(Data extracted from a collection)
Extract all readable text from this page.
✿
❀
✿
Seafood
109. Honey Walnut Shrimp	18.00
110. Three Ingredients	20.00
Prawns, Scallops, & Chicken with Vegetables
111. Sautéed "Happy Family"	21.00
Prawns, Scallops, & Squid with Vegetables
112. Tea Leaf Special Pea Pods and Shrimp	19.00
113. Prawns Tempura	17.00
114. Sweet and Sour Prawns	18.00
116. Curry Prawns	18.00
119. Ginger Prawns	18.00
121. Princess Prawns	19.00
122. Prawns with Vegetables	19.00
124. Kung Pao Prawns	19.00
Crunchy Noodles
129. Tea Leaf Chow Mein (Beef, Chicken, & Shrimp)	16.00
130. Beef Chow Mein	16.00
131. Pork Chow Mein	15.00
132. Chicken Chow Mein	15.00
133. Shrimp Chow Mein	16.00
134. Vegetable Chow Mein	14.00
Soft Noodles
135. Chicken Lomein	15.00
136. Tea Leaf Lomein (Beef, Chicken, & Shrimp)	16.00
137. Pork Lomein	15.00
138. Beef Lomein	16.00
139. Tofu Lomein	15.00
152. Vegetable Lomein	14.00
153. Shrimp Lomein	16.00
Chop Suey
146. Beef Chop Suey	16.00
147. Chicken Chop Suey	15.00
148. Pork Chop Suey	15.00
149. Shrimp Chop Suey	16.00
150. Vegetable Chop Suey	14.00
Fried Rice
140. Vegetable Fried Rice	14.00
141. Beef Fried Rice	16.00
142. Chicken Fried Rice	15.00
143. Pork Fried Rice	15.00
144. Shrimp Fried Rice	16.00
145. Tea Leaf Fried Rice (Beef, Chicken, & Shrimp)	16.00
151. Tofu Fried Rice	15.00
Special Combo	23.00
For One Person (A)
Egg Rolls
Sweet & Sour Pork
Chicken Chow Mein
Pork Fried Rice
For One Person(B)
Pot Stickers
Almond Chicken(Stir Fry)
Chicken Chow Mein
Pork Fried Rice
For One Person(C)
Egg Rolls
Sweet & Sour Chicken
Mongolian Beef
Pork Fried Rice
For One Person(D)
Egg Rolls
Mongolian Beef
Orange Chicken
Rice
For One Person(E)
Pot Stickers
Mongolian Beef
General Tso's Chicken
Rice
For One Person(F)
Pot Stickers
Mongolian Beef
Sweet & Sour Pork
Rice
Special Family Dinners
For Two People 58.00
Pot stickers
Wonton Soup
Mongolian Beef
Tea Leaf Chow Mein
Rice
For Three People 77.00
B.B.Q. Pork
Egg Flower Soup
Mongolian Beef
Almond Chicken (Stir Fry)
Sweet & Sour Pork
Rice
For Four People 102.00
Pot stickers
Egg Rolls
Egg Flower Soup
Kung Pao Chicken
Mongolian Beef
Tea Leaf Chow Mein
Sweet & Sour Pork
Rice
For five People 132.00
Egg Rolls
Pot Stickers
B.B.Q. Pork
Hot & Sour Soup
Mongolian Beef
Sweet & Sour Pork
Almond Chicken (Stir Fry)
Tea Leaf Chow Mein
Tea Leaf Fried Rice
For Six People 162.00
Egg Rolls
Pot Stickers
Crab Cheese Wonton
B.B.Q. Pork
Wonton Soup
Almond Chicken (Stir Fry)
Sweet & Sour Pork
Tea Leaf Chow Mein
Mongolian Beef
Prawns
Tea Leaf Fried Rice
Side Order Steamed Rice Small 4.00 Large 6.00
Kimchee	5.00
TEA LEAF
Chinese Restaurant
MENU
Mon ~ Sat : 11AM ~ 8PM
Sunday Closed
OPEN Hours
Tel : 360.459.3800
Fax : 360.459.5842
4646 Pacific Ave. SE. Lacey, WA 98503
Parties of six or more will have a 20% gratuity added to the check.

▸ WHAT IS REQUIRED
Copy every record above exactly as it appears.

▸ RESULT OF THIS EXERCISE
Extract all readable text from this page.
✿
❀
✿
Seafood
109. Honey Walnut Shrimp	18.00
110. Three Ingredients	20.00
Prawns, Scallops, & Chicken with Vegetables
111. Sautéed "Happy Family"	21.00
Prawns, Scallops, & Squid with Vegetables
112. Tea Leaf Special Pea Pods and Shrimp	19.00
113. Prawns Tempura	17.00
114. Sweet and Sour Prawns	18.00
116. Curry Prawns	18.00
119. Ginger Prawns	18.00
121. Princess Prawns	19.00
122. Prawns with Vegetables	19.00
124. Kung Pao Prawns	19.00
Crunchy Noodles
129. Tea Leaf Chow Mein (Beef, Chicken, & Shrimp)	16.00
130. Beef Chow Mein	16.00
131. Pork Chow Mein	15.00
132. Chicken Chow Mein	15.00
133. Shrimp Chow Mein	16.00
134. Vegetable Chow Mein	14.00
Soft Noodles
135. Chicken Lomein	15.00
136. Tea Leaf Lomein (Beef, Chicken, & Shrimp)	16.00
137. Pork Lomein	15.00
138. Beef Lomein	16.00
139. Tofu Lomein	15.00
152. Vegetable Lomein	14.00
153. Shrimp Lomein	16.00
Chop Suey
146. Beef Chop Suey	16.00
147. Chicken Chop Suey	15.00
148. Pork Chop Suey	15.00
149. Shrimp Chop Suey	16.00
150. Vegetable Chop Suey	14.00
Fried Rice
140. Vegetable Fried Rice	14.00
141. Beef Fried Rice	16.00
142. Chicken Fried Rice	15.00
143. Pork Fried Rice	15.00
144. Shrimp Fried Rice	16.00
145. Tea Leaf Fried Rice (Beef, Chicken, & Shrimp)	16.00
151. Tofu Fried Rice	15.00
Special Combo	23.00
For One Person (A)
Egg Rolls
Sweet & Sour Pork
Chicken Chow Mein
Pork Fried Rice
For One Person(B)
Pot Stickers
Almond Chicken(Stir Fry)
Chicken Chow Mein
Pork Fried Rice
For One Person(C)
Egg Rolls
Sweet & Sour Chicken
Mongolian Beef
Pork Fried Rice
For One Person(D)
Egg Rolls
Mongolian Beef
Orange Chicken
Rice
For One Person(E)
Pot Stickers
Mongolian Beef
General Tso's Chicken
Rice
For One Person(F)
Pot Stickers
Mongolian Beef
Sweet & Sour Pork
Rice
Special Family Dinners
For Two People 58.00
Pot stickers
Wonton Soup
Mongolian Beef
Tea Leaf Chow Mein
Rice
For Three People 77.00
B.B.Q. Pork
Egg Flower Soup
Mongolian Beef
Almond Chicken (Stir Fry)
Sweet & Sour Pork
Rice
For Four People 102.00
Pot stickers
Egg Rolls
Egg Flower Soup
Kung Pao Chicken
Mongolian Beef
Tea Leaf Chow Mein
Sweet & Sour Pork
Rice
For five People 132.00
Egg Rolls
Pot Stickers
B.B.Q. Pork
Hot & Sour Soup
Mongolian Beef
Sweet & Sour Pork
Almond Chicken (Stir Fry)
Tea Leaf Chow Mein
Tea Leaf Fried Rice
For Six People 162.00
Egg Rolls
Pot Stickers
Crab Cheese Wonton
B.B.Q. Pork
Wonton Soup
Almond Chicken (Stir Fry)
Sweet & Sour Pork
Tea Leaf Chow Mein
Mongolian Beef
Prawns
Tea Leaf Fried Rice
Side Order Steamed Rice Small 4.00 Large 6.00
Kimchee	5.00
TEA LEAF
Chinese Restaurant
MENU
Mon ~ Sat : 11AM ~ 8PM
Sunday Closed
OPEN Hours
Tel : 360.459.3800
Fax : 360.459.5842
4646 Pacific Ave. SE. Lacey, WA 98503
Parties of six or more will have a 20% gratuity added to the check.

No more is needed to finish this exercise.